● What to work on: Which lines of the data contain the string "Larger"? Copy every one.

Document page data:
^^^^^^^^
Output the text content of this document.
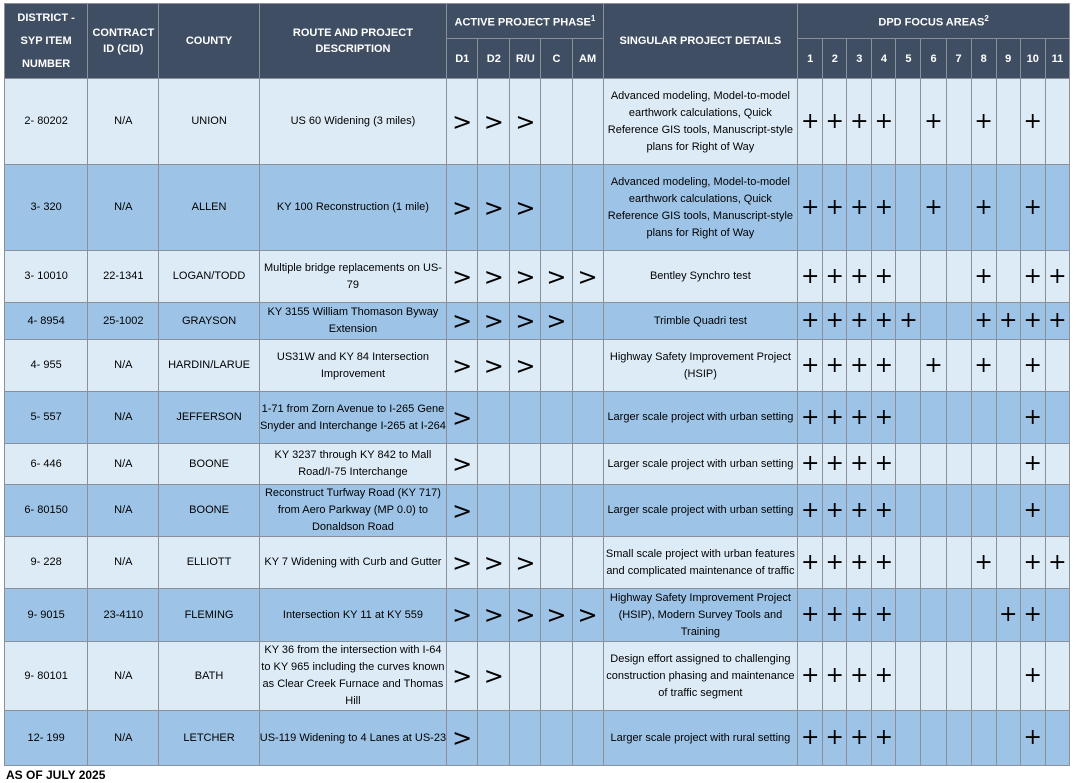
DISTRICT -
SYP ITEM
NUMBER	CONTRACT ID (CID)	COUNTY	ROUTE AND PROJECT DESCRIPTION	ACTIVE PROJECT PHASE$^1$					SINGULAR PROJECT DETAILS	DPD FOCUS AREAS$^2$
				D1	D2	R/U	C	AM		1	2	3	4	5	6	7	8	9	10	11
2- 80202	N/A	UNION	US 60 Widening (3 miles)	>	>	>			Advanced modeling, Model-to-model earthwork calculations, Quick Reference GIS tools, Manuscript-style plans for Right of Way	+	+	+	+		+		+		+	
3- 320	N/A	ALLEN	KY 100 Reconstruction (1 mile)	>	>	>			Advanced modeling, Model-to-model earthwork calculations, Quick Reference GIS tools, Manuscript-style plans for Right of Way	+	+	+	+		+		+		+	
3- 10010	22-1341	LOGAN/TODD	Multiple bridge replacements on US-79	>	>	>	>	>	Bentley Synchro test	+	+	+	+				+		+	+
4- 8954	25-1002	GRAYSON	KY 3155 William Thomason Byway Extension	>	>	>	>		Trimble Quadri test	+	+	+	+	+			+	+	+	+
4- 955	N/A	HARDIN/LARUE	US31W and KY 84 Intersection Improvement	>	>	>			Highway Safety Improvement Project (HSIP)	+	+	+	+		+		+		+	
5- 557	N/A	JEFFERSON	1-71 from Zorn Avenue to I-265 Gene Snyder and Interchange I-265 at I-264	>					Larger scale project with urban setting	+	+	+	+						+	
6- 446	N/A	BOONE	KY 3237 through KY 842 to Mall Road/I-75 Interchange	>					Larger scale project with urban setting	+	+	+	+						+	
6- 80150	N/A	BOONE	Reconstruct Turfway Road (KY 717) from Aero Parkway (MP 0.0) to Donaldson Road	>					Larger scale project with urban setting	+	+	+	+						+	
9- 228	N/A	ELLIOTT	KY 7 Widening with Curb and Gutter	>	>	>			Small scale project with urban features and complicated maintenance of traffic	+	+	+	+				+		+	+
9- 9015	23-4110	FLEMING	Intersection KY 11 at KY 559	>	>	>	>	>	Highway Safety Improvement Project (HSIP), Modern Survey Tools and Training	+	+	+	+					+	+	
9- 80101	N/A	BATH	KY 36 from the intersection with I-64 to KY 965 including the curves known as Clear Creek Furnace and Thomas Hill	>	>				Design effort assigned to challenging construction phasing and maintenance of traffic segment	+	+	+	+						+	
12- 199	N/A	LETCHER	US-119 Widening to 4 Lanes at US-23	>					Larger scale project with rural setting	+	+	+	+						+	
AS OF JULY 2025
^^^^^^^^
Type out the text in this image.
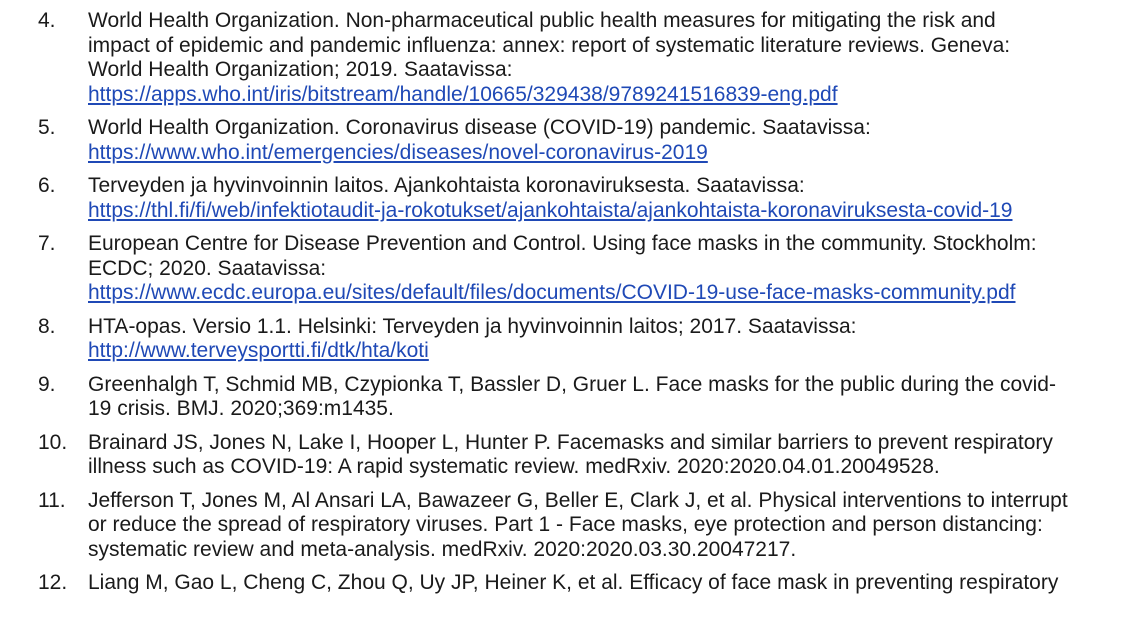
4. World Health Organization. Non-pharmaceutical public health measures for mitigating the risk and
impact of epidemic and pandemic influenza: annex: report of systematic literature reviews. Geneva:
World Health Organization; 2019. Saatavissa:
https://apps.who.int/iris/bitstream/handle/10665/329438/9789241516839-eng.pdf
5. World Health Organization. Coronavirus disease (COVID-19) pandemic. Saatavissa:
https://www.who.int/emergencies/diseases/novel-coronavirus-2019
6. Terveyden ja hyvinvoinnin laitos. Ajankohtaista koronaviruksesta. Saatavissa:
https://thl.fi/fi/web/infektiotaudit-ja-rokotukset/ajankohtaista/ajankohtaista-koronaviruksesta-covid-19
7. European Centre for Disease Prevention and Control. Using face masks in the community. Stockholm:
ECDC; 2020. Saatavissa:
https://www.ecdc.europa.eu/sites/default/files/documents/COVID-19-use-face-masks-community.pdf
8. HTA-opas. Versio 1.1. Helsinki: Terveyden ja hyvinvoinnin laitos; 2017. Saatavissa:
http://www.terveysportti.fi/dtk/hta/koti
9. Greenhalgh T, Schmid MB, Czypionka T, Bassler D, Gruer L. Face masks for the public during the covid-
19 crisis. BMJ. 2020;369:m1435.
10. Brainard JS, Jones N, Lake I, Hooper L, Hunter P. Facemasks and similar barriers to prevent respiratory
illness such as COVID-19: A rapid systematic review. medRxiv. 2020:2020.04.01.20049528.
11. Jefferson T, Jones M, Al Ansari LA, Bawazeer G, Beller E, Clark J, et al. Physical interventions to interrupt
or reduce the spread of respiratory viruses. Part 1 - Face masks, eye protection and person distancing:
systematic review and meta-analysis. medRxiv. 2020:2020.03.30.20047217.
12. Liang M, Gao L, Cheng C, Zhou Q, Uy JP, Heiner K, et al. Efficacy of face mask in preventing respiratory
^^^^^^^^
● Written response:
5- 557	N/A	JEFFERSON	1-71 from Zorn Avenue to I-265 Gene Snyder and Interchange I-265 at I-264	>					Larger scale project with urban setting	+	+	+	+						+	
6- 446	N/A	BOONE	KY 3237 through KY 842 to Mall Road/I-75 Interchange	>					Larger scale project with urban setting	+	+	+	+						+	
6- 80150	N/A	BOONE	Reconstruct Turfway Road (KY 717) from Aero Parkway (MP 0.0) to Donaldson Road	>					Larger scale project with urban setting	+	+	+	+						+	
12- 199	N/A	LETCHER	US-119 Widening to 4 Lanes at US-23	>					Larger scale project with rural setting	+	+	+	+						+	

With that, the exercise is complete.